[Source records]

>> Begin

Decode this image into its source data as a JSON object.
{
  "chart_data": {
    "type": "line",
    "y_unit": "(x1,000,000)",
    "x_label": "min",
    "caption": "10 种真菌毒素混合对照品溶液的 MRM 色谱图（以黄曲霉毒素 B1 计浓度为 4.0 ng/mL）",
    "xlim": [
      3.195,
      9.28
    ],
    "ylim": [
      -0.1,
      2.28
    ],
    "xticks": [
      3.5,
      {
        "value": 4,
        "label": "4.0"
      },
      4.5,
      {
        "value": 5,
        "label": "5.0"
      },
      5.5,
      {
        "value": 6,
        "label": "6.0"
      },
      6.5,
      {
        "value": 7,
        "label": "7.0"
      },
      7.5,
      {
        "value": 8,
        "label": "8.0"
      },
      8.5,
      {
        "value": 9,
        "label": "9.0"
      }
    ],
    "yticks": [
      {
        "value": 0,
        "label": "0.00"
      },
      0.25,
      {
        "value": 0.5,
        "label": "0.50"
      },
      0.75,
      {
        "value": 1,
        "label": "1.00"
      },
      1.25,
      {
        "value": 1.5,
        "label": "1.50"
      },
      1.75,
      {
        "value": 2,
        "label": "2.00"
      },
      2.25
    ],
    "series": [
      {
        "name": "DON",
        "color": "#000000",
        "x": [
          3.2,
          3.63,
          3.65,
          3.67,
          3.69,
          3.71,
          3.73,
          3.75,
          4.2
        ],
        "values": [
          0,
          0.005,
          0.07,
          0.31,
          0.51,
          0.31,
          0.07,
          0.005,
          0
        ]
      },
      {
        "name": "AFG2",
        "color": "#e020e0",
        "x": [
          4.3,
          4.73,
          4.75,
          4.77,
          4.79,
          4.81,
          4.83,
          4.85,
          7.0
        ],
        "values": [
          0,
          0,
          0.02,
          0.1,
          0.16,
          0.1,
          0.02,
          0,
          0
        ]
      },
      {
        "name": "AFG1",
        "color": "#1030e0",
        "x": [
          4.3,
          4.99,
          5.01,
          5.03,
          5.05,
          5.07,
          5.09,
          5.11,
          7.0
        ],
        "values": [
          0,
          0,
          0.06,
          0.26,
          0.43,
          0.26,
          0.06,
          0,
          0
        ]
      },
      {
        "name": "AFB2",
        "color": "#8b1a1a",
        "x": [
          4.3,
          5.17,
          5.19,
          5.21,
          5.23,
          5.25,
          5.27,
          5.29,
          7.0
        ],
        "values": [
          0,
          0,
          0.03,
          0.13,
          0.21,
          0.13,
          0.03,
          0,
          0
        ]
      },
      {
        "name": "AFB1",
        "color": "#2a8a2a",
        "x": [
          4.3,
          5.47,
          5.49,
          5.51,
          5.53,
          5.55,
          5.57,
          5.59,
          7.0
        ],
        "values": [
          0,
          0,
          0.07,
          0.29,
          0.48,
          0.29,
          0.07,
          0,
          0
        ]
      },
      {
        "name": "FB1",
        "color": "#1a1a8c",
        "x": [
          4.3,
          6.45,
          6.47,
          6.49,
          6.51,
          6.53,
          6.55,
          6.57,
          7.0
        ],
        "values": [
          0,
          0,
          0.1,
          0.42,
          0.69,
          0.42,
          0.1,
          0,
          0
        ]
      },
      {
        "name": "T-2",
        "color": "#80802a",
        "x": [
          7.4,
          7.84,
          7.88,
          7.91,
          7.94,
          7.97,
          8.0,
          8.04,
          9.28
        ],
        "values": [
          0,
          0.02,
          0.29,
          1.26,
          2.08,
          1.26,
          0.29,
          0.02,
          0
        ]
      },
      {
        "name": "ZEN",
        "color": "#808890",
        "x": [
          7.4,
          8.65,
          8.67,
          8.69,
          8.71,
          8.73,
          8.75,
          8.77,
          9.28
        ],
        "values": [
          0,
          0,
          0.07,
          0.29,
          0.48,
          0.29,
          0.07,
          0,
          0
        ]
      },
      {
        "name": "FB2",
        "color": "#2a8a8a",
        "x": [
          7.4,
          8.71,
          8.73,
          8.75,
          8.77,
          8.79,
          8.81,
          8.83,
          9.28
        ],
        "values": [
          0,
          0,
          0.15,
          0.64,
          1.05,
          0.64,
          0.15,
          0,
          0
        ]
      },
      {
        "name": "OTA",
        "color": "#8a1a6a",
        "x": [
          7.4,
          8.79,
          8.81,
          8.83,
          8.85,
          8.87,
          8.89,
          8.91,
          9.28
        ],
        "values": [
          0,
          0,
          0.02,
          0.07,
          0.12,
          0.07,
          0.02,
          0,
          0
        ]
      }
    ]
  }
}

>> End

— Prompt —
Every line above needs to be retyped exactly.

— Exercise solution —
Decode this image into its source data as a JSON object.
{
  "chart_data": {
    "type": "line",
    "y_unit": "(x1,000,000)",
    "x_label": "min",
    "caption": "10 种真菌毒素混合对照品溶液的 MRM 色谱图（以黄曲霉毒素 B1 计浓度为 4.0 ng/mL）",
    "xlim": [
      3.195,
      9.28
    ],
    "ylim": [
      -0.1,
      2.28
    ],
    "xticks": [
      3.5,
      {
        "value": 4,
        "label": "4.0"
      },
      4.5,
      {
        "value": 5,
        "label": "5.0"
      },
      5.5,
      {
        "value": 6,
        "label": "6.0"
      },
      6.5,
      {
        "value": 7,
        "label": "7.0"
      },
      7.5,
      {
        "value": 8,
        "label": "8.0"
      },
      8.5,
      {
        "value": 9,
        "label": "9.0"
      }
    ],
    "yticks": [
      {
        "value": 0,
        "label": "0.00"
      },
      0.25,
      {
        "value": 0.5,
        "label": "0.50"
      },
      0.75,
      {
        "value": 1,
        "label": "1.00"
      },
      1.25,
      {
        "value": 1.5,
        "label": "1.50"
      },
      1.75,
      {
        "value": 2,
        "label": "2.00"
      },
      2.25
    ],
    "series": [
      {
        "name": "DON",
        "color": "#000000",
        "x": [
          3.2,
          3.63,
          3.65,
          3.67,
          3.69,
          3.71,
          3.73,
          3.75,
          4.2
        ],
        "values": [
          0,
          0.005,
          0.07,
          0.31,
          0.51,
          0.31,
          0.07,
          0.005,
          0
        ]
      },
      {
        "name": "AFG2",
        "color": "#e020e0",
        "x": [
          4.3,
          4.73,
          4.75,
          4.77,
          4.79,
          4.81,
          4.83,
          4.85,
          7.0
        ],
        "values": [
          0,
          0,
          0.02,
          0.1,
          0.16,
          0.1,
          0.02,
          0,
          0
        ]
      },
      {
        "name": "AFG1",
        "color": "#1030e0",
        "x": [
          4.3,
          4.99,
          5.01,
          5.03,
          5.05,
          5.07,
          5.09,
          5.11,
          7.0
        ],
        "values": [
          0,
          0,
          0.06,
          0.26,
          0.43,
          0.26,
          0.06,
          0,
          0
        ]
      },
      {
        "name": "AFB2",
        "color": "#8b1a1a",
        "x": [
          4.3,
          5.17,
          5.19,
          5.21,
          5.23,
          5.25,
          5.27,
          5.29,
          7.0
        ],
        "values": [
          0,
          0,
          0.03,
          0.13,
          0.21,
          0.13,
          0.03,
          0,
          0
        ]
      },
      {
        "name": "AFB1",
        "color": "#2a8a2a",
        "x": [
          4.3,
          5.47,
          5.49,
          5.51,
          5.53,
          5.55,
          5.57,
          5.59,
          7.0
        ],
        "values": [
          0,
          0,
          0.07,
          0.29,
          0.48,
          0.29,
          0.07,
          0,
          0
        ]
      },
      {
        "name": "FB1",
        "color": "#1a1a8c",
        "x": [
          4.3,
          6.45,
          6.47,
          6.49,
          6.51,
          6.53,
          6.55,
          6.57,
          7.0
        ],
        "values": [
          0,
          0,
          0.1,
          0.42,
          0.69,
          0.42,
          0.1,
          0,
          0
        ]
      },
      {
        "name": "T-2",
        "color": "#80802a",
        "x": [
          7.4,
          7.84,
          7.88,
          7.91,
          7.94,
          7.97,
          8.0,
          8.04,
          9.28
        ],
        "values": [
          0,
          0.02,
          0.29,
          1.26,
          2.08,
          1.26,
          0.29,
          0.02,
          0
        ]
      },
      {
        "name": "ZEN",
        "color": "#808890",
        "x": [
          7.4,
          8.65,
          8.67,
          8.69,
          8.71,
          8.73,
          8.75,
          8.77,
          9.28
        ],
        "values": [
          0,
          0,
          0.07,
          0.29,
          0.48,
          0.29,
          0.07,
          0,
          0
        ]
      },
      {
        "name": "FB2",
        "color": "#2a8a8a",
        "x": [
          7.4,
          8.71,
          8.73,
          8.75,
          8.77,
          8.79,
          8.81,
          8.83,
          9.28
        ],
        "values": [
          0,
          0,
          0.15,
          0.64,
          1.05,
          0.64,
          0.15,
          0,
          0
        ]
      },
      {
        "name": "OTA",
        "color": "#8a1a6a",
        "x": [
          7.4,
          8.79,
          8.81,
          8.83,
          8.85,
          8.87,
          8.89,
          8.91,
          9.28
        ],
        "values": [
          0,
          0,
          0.02,
          0.07,
          0.12,
          0.07,
          0.02,
          0,
          0
        ]
      }
    ]
  }
}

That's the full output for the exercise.